## Task brief
Give back all the data exactly, line by line.

## Records to process
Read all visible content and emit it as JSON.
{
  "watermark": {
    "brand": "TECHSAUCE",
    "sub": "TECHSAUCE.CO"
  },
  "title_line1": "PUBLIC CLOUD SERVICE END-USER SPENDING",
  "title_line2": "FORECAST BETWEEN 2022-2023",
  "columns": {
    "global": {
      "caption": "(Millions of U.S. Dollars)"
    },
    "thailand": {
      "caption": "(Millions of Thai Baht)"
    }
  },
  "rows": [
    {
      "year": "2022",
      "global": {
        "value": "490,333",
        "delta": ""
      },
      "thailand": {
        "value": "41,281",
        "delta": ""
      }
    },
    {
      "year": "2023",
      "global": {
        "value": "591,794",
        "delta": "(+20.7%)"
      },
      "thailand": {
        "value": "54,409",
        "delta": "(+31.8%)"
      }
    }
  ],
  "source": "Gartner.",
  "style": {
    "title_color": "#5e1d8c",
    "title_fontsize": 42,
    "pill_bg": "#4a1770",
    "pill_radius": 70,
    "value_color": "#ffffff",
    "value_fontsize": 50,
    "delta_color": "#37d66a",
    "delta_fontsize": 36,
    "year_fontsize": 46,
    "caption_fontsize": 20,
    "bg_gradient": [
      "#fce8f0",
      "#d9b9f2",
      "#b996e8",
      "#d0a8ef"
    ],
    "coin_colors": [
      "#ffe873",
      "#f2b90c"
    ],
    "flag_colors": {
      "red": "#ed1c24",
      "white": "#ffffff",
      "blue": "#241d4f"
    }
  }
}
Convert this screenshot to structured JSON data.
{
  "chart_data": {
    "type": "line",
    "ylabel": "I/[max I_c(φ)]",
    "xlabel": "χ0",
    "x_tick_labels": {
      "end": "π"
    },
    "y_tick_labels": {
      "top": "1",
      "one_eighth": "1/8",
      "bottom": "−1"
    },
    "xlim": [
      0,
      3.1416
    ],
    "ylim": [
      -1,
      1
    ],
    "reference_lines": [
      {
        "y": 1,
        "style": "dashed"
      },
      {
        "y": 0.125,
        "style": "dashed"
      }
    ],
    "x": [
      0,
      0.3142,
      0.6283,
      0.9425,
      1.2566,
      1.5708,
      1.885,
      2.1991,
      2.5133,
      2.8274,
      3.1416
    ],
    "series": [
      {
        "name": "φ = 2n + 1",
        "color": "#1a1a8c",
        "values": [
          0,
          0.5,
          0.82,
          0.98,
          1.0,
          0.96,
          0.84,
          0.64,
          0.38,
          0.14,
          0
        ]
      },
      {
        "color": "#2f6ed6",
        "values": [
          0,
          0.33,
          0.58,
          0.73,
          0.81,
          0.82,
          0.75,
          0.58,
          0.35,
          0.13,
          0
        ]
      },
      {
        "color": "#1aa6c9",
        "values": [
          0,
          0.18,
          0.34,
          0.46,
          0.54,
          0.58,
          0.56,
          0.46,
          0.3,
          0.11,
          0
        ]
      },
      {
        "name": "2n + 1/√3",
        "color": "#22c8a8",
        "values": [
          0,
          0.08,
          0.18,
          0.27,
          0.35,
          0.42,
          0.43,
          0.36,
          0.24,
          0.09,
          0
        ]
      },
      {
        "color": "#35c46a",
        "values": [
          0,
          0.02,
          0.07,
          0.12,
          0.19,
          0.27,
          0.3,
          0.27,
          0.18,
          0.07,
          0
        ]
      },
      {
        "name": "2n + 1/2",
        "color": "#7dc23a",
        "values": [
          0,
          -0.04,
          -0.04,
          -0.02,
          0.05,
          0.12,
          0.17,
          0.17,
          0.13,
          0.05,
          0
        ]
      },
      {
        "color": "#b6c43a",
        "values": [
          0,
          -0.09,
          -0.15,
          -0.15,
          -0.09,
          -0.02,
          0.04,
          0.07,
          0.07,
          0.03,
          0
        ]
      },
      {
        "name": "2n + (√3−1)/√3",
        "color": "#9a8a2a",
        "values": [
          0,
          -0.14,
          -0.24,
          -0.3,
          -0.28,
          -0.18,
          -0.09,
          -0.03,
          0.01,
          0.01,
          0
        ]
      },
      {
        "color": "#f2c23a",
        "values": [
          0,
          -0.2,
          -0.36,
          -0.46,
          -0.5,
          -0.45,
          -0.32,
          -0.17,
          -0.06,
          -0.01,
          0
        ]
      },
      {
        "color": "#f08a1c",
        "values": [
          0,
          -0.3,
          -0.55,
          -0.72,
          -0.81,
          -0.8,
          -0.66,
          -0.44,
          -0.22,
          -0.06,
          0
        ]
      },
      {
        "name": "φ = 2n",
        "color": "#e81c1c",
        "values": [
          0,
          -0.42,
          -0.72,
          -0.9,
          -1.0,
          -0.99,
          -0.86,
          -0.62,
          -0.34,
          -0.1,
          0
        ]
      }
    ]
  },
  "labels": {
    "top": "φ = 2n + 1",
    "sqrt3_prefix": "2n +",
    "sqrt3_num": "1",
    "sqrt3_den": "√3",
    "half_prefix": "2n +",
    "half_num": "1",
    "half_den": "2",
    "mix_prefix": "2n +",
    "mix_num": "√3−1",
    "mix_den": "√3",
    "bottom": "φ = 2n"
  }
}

## Solution below
Read all visible content and emit it as JSON.
{
  "watermark": {
    "brand": "TECHSAUCE",
    "sub": "TECHSAUCE.CO"
  },
  "title_line1": "PUBLIC CLOUD SERVICE END-USER SPENDING",
  "title_line2": "FORECAST BETWEEN 2022-2023",
  "columns": {
    "global": {
      "caption": "(Millions of U.S. Dollars)"
    },
    "thailand": {
      "caption": "(Millions of Thai Baht)"
    }
  },
  "rows": [
    {
      "year": "2022",
      "global": {
        "value": "490,333",
        "delta": ""
      },
      "thailand": {
        "value": "41,281",
        "delta": ""
      }
    },
    {
      "year": "2023",
      "global": {
        "value": "591,794",
        "delta": "(+20.7%)"
      },
      "thailand": {
        "value": "54,409",
        "delta": "(+31.8%)"
      }
    }
  ],
  "source": "Gartner.",
  "style": {
    "title_color": "#5e1d8c",
    "title_fontsize": 42,
    "pill_bg": "#4a1770",
    "pill_radius": 70,
    "value_color": "#ffffff",
    "value_fontsize": 50,
    "delta_color": "#37d66a",
    "delta_fontsize": 36,
    "year_fontsize": 46,
    "caption_fontsize": 20,
    "bg_gradient": [
      "#fce8f0",
      "#d9b9f2",
      "#b996e8",
      "#d0a8ef"
    ],
    "coin_colors": [
      "#ffe873",
      "#f2b90c"
    ],
    "flag_colors": {
      "red": "#ed1c24",
      "white": "#ffffff",
      "blue": "#241d4f"
    }
  }
}
Convert this screenshot to structured JSON data.
{
  "chart_data": {
    "type": "line",
    "ylabel": "I/[max I_c(φ)]",
    "xlabel": "χ0",
    "x_tick_labels": {
      "end": "π"
    },
    "y_tick_labels": {
      "top": "1",
      "one_eighth": "1/8",
      "bottom": "−1"
    },
    "xlim": [
      0,
      3.1416
    ],
    "ylim": [
      -1,
      1
    ],
    "reference_lines": [
      {
        "y": 1,
        "style": "dashed"
      },
      {
        "y": 0.125,
        "style": "dashed"
      }
    ],
    "x": [
      0,
      0.3142,
      0.6283,
      0.9425,
      1.2566,
      1.5708,
      1.885,
      2.1991,
      2.5133,
      2.8274,
      3.1416
    ],
    "series": [
      {
        "name": "φ = 2n + 1",
        "color": "#1a1a8c",
        "values": [
          0,
          0.5,
          0.82,
          0.98,
          1.0,
          0.96,
          0.84,
          0.64,
          0.38,
          0.14,
          0
        ]
      },
      {
        "color": "#2f6ed6",
        "values": [
          0,
          0.33,
          0.58,
          0.73,
          0.81,
          0.82,
          0.75,
          0.58,
          0.35,
          0.13,
          0
        ]
      },
      {
        "color": "#1aa6c9",
        "values": [
          0,
          0.18,
          0.34,
          0.46,
          0.54,
          0.58,
          0.56,
          0.46,
          0.3,
          0.11,
          0
        ]
      },
      {
        "name": "2n + 1/√3",
        "color": "#22c8a8",
        "values": [
          0,
          0.08,
          0.18,
          0.27,
          0.35,
          0.42,
          0.43,
          0.36,
          0.24,
          0.09,
          0
        ]
      },
      {
        "color": "#35c46a",
        "values": [
          0,
          0.02,
          0.07,
          0.12,
          0.19,
          0.27,
          0.3,
          0.27,
          0.18,
          0.07,
          0
        ]
      },
      {
        "name": "2n + 1/2",
        "color": "#7dc23a",
        "values": [
          0,
          -0.04,
          -0.04,
          -0.02,
          0.05,
          0.12,
          0.17,
          0.17,
          0.13,
          0.05,
          0
        ]
      },
      {
        "color": "#b6c43a",
        "values": [
          0,
          -0.09,
          -0.15,
          -0.15,
          -0.09,
          -0.02,
          0.04,
          0.07,
          0.07,
          0.03,
          0
        ]
      },
      {
        "name": "2n + (√3−1)/√3",
        "color": "#9a8a2a",
        "values": [
          0,
          -0.14,
          -0.24,
          -0.3,
          -0.28,
          -0.18,
          -0.09,
          -0.03,
          0.01,
          0.01,
          0
        ]
      },
      {
        "color": "#f2c23a",
        "values": [
          0,
          -0.2,
          -0.36,
          -0.46,
          -0.5,
          -0.45,
          -0.32,
          -0.17,
          -0.06,
          -0.01,
          0
        ]
      },
      {
        "color": "#f08a1c",
        "values": [
          0,
          -0.3,
          -0.55,
          -0.72,
          -0.81,
          -0.8,
          -0.66,
          -0.44,
          -0.22,
          -0.06,
          0
        ]
      },
      {
        "name": "φ = 2n",
        "color": "#e81c1c",
        "values": [
          0,
          -0.42,
          -0.72,
          -0.9,
          -1.0,
          -0.99,
          -0.86,
          -0.62,
          -0.34,
          -0.1,
          0
        ]
      }
    ]
  },
  "labels": {
    "top": "φ = 2n + 1",
    "sqrt3_prefix": "2n +",
    "sqrt3_num": "1",
    "sqrt3_den": "√3",
    "half_prefix": "2n +",
    "half_num": "1",
    "half_den": "2",
    "mix_prefix": "2n +",
    "mix_num": "√3−1",
    "mix_den": "√3",
    "bottom": "φ = 2n"
  }
}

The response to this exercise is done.